(Entries from a dataset)
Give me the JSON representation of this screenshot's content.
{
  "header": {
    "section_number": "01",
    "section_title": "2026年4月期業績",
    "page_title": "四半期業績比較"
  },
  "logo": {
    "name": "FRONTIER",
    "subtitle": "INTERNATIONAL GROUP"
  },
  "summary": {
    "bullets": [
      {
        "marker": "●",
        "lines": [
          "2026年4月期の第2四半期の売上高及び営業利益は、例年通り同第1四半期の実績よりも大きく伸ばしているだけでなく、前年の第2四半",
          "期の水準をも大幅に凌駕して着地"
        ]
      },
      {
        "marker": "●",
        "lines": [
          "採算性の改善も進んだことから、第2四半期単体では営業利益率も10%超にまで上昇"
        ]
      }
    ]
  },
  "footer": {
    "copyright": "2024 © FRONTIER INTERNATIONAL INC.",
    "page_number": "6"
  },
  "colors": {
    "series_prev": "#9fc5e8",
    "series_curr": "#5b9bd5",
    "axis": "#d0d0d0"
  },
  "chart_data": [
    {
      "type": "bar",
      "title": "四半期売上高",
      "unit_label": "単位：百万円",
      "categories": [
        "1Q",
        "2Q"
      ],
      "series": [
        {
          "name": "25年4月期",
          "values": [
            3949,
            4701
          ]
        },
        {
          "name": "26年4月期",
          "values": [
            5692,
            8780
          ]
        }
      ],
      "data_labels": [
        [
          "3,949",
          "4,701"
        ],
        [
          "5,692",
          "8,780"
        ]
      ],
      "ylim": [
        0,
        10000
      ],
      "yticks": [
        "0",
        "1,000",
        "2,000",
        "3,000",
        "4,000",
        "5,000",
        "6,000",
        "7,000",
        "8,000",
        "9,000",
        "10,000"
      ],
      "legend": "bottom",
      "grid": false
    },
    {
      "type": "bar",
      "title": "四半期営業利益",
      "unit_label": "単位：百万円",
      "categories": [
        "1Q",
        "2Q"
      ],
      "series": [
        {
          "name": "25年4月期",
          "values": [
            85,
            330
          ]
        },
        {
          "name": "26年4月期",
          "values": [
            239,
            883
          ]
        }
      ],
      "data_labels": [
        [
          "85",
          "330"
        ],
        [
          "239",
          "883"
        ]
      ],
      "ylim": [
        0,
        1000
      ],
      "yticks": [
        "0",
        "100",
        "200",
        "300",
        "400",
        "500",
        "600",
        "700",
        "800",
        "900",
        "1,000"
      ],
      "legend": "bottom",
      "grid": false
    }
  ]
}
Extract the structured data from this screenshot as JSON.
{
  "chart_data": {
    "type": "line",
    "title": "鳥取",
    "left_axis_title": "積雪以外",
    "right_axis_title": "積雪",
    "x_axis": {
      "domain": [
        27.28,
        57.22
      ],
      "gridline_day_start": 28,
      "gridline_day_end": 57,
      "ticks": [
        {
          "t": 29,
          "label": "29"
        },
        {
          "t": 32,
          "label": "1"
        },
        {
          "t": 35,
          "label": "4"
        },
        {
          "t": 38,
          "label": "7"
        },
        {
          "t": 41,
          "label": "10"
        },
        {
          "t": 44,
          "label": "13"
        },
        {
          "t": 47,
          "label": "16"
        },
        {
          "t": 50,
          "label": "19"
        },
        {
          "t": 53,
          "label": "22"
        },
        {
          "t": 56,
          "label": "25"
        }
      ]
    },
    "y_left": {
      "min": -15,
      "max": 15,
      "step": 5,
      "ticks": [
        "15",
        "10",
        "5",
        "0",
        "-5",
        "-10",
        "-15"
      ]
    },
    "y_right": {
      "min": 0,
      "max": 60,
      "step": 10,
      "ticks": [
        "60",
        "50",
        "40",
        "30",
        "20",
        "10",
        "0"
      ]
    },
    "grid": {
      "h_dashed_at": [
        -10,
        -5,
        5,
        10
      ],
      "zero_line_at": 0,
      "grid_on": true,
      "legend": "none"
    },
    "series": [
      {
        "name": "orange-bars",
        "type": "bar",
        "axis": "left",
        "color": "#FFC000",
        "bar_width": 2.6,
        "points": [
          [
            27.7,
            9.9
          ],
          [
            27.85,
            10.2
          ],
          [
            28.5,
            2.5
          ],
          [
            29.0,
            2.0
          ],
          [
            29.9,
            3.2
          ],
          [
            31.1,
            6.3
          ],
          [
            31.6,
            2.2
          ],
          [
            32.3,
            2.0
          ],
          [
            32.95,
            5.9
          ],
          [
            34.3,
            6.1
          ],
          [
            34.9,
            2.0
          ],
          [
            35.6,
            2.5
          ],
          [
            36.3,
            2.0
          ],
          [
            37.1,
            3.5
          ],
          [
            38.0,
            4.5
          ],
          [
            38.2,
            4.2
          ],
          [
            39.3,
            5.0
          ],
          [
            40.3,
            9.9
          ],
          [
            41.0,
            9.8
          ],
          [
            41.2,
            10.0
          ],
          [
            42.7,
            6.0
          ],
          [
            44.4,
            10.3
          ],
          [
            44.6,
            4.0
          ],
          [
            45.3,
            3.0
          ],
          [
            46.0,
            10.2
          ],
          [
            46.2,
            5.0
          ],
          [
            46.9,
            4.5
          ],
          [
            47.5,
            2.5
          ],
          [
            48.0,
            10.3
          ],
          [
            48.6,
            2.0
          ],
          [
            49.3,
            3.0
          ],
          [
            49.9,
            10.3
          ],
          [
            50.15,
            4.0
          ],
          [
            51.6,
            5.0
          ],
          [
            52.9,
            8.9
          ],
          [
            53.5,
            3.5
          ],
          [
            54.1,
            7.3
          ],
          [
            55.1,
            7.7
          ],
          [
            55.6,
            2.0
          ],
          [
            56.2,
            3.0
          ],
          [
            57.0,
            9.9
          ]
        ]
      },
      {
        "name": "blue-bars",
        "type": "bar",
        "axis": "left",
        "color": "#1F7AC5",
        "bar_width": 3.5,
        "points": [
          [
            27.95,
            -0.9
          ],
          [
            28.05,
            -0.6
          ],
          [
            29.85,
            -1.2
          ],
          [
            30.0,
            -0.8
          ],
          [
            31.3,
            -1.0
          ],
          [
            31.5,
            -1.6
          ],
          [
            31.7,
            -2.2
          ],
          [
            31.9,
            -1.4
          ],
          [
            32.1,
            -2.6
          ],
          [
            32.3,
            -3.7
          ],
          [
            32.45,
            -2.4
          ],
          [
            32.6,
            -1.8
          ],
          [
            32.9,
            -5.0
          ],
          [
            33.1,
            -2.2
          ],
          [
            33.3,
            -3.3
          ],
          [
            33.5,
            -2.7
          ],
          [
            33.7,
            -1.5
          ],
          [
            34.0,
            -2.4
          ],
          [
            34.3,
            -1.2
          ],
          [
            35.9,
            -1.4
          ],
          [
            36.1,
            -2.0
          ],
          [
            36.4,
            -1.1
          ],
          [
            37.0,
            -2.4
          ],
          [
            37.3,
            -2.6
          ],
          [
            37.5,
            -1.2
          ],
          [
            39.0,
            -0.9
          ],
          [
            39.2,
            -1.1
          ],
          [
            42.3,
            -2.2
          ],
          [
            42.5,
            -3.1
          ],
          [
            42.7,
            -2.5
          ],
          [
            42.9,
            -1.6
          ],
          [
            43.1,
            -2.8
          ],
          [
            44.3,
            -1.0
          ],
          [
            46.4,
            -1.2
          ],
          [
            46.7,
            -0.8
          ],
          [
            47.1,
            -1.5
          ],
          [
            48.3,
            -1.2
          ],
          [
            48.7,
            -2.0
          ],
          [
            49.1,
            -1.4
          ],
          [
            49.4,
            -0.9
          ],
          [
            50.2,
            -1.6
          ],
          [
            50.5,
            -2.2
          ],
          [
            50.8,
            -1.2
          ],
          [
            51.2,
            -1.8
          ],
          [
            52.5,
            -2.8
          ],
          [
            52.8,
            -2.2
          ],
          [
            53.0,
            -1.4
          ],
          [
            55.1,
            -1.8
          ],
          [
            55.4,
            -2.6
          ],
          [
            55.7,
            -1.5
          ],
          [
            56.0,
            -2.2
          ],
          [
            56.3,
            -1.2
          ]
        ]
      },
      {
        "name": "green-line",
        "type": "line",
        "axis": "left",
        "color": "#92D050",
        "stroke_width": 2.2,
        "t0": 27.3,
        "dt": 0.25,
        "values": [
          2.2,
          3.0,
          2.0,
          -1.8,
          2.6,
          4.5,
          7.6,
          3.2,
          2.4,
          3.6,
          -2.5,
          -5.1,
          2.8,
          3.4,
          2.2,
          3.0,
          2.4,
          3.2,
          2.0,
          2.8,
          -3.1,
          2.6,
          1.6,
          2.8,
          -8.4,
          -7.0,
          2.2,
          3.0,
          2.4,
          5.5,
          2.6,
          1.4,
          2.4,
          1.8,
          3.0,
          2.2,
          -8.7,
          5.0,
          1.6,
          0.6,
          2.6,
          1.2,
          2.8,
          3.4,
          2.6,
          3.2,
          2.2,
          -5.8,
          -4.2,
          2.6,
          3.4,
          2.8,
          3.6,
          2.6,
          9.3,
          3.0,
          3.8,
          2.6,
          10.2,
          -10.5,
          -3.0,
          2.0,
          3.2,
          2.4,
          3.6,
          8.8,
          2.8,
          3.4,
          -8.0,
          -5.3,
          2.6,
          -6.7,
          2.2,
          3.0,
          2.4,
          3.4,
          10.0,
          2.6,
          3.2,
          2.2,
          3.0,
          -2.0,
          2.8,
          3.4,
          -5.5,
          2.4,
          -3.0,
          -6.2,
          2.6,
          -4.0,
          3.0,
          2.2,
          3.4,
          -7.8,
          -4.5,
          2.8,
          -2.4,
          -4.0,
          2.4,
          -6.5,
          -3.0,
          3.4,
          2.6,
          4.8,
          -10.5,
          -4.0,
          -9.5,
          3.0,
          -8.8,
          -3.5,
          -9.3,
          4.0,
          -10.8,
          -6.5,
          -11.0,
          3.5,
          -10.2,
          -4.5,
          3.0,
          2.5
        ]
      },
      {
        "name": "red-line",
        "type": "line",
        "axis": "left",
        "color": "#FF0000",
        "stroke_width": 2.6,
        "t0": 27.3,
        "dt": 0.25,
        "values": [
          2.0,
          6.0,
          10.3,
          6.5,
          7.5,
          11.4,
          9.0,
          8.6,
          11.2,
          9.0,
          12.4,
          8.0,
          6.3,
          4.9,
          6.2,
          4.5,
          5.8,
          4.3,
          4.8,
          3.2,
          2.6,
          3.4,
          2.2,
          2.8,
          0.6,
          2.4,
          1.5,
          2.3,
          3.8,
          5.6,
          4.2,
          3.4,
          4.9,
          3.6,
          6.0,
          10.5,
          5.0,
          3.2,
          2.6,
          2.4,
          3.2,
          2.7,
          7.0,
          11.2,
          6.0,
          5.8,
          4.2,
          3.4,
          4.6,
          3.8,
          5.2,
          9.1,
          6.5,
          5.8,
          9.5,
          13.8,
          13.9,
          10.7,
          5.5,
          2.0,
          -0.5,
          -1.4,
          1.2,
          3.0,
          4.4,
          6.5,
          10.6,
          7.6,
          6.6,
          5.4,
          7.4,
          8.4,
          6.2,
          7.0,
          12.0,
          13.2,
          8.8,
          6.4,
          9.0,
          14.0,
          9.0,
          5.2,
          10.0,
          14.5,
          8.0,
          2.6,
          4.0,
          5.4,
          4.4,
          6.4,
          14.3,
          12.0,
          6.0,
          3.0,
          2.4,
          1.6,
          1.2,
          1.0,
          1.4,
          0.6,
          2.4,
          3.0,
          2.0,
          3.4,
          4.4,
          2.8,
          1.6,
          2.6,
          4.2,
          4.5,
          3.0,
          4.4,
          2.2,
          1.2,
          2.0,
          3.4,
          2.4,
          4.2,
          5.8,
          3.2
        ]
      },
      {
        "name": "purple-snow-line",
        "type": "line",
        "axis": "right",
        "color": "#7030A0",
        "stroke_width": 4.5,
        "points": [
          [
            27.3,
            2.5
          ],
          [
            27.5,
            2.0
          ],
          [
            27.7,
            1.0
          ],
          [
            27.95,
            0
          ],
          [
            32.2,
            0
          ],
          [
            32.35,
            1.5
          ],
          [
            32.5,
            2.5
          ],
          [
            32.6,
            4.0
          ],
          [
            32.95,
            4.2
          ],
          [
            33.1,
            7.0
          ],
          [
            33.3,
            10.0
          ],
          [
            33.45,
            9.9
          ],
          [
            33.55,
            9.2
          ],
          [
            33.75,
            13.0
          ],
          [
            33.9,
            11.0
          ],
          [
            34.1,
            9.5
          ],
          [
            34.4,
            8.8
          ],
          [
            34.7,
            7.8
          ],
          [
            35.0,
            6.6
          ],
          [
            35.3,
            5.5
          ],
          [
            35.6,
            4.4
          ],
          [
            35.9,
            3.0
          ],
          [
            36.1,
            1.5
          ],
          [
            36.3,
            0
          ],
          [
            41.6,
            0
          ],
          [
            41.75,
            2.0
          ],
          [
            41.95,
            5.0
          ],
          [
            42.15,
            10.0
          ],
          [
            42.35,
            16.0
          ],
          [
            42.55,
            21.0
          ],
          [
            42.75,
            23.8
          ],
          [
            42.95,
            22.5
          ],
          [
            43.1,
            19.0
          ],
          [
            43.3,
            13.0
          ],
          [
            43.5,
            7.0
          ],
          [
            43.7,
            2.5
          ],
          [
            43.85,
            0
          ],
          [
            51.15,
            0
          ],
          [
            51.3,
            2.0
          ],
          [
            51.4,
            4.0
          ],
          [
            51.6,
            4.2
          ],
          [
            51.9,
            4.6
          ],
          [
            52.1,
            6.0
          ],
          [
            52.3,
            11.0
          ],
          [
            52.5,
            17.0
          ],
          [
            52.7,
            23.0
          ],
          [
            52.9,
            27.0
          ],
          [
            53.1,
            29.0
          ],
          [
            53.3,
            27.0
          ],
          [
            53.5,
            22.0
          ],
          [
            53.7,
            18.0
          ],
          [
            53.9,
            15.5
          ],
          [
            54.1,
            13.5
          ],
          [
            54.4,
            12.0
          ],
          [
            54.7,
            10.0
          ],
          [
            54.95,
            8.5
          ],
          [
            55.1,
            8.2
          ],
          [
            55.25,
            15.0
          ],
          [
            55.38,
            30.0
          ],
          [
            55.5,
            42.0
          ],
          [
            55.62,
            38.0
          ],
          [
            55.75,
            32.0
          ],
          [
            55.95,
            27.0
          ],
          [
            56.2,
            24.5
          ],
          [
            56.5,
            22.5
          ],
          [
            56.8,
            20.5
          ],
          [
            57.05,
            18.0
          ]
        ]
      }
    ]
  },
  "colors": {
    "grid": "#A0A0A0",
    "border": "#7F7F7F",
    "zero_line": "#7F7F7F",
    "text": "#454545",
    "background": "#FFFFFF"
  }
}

Given problem: Copy out each line of the records where the string "screenshot" appears.

Problem solution:
Give me the JSON representation of this screenshot's content.
Extract the structured data from this screenshot as JSON.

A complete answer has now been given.